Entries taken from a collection
----------------

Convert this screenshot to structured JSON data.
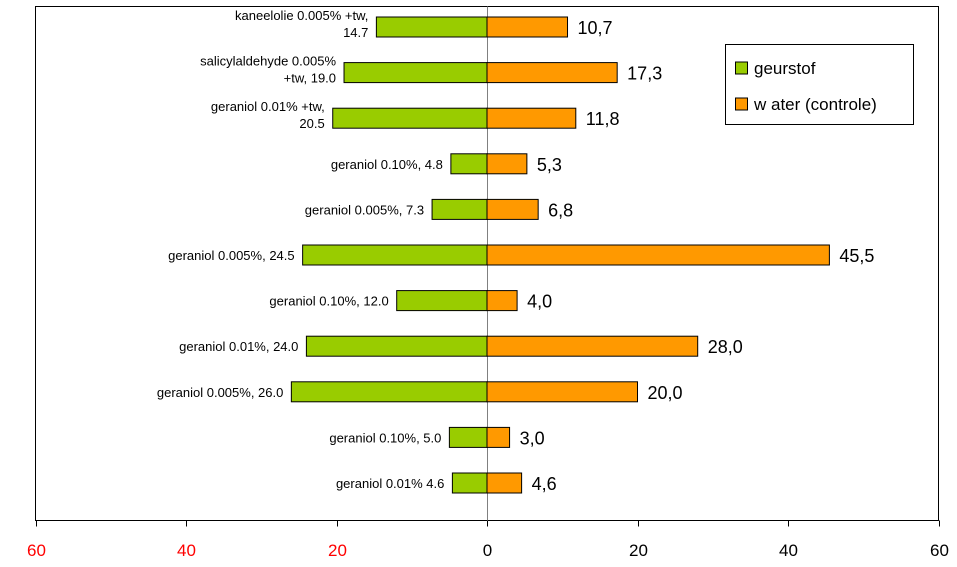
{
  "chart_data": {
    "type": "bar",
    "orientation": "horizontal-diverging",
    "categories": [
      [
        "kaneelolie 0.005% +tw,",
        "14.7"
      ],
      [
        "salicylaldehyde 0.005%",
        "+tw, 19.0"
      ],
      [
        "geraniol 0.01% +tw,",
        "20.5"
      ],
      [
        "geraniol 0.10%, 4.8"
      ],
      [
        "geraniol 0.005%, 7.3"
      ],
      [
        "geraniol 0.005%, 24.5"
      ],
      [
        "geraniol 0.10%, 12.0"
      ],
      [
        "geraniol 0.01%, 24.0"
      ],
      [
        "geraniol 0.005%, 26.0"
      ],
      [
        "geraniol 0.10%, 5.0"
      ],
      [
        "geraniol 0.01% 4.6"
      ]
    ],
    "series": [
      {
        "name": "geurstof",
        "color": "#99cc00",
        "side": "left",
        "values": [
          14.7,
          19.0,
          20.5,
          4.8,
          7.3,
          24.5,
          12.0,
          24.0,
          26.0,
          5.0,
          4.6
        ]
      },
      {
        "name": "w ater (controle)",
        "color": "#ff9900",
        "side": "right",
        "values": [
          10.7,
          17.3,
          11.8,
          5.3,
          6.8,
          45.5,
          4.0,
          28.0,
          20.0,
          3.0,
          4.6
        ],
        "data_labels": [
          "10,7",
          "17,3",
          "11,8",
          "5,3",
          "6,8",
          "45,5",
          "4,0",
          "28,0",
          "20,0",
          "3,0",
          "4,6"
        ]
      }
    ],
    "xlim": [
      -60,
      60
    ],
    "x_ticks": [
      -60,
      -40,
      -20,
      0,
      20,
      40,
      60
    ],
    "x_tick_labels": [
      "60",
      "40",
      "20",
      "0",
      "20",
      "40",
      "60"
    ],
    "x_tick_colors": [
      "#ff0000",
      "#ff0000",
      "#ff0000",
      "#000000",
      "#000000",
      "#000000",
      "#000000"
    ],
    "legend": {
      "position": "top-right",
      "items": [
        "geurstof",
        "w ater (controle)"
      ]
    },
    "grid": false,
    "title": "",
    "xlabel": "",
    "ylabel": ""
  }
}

----------------

**Required task**
Make an exact copy of all entries above, dropping the images.

**Reply**
Convert this screenshot to structured JSON data.
{
  "chart_data": {
    "type": "bar",
    "orientation": "horizontal-diverging",
    "categories": [
      [
        "kaneelolie 0.005% +tw,",
        "14.7"
      ],
      [
        "salicylaldehyde 0.005%",
        "+tw, 19.0"
      ],
      [
        "geraniol 0.01% +tw,",
        "20.5"
      ],
      [
        "geraniol 0.10%, 4.8"
      ],
      [
        "geraniol 0.005%, 7.3"
      ],
      [
        "geraniol 0.005%, 24.5"
      ],
      [
        "geraniol 0.10%, 12.0"
      ],
      [
        "geraniol 0.01%, 24.0"
      ],
      [
        "geraniol 0.005%, 26.0"
      ],
      [
        "geraniol 0.10%, 5.0"
      ],
      [
        "geraniol 0.01% 4.6"
      ]
    ],
    "series": [
      {
        "name": "geurstof",
        "color": "#99cc00",
        "side": "left",
        "values": [
          14.7,
          19.0,
          20.5,
          4.8,
          7.3,
          24.5,
          12.0,
          24.0,
          26.0,
          5.0,
          4.6
        ]
      },
      {
        "name": "w ater (controle)",
        "color": "#ff9900",
        "side": "right",
        "values": [
          10.7,
          17.3,
          11.8,
          5.3,
          6.8,
          45.5,
          4.0,
          28.0,
          20.0,
          3.0,
          4.6
        ],
        "data_labels": [
          "10,7",
          "17,3",
          "11,8",
          "5,3",
          "6,8",
          "45,5",
          "4,0",
          "28,0",
          "20,0",
          "3,0",
          "4,6"
        ]
      }
    ],
    "xlim": [
      -60,
      60
    ],
    "x_ticks": [
      -60,
      -40,
      -20,
      0,
      20,
      40,
      60
    ],
    "x_tick_labels": [
      "60",
      "40",
      "20",
      "0",
      "20",
      "40",
      "60"
    ],
    "x_tick_colors": [
      "#ff0000",
      "#ff0000",
      "#ff0000",
      "#000000",
      "#000000",
      "#000000",
      "#000000"
    ],
    "legend": {
      "position": "top-right",
      "items": [
        "geurstof",
        "w ater (controle)"
      ]
    },
    "grid": false,
    "title": "",
    "xlabel": "",
    "ylabel": ""
  }
}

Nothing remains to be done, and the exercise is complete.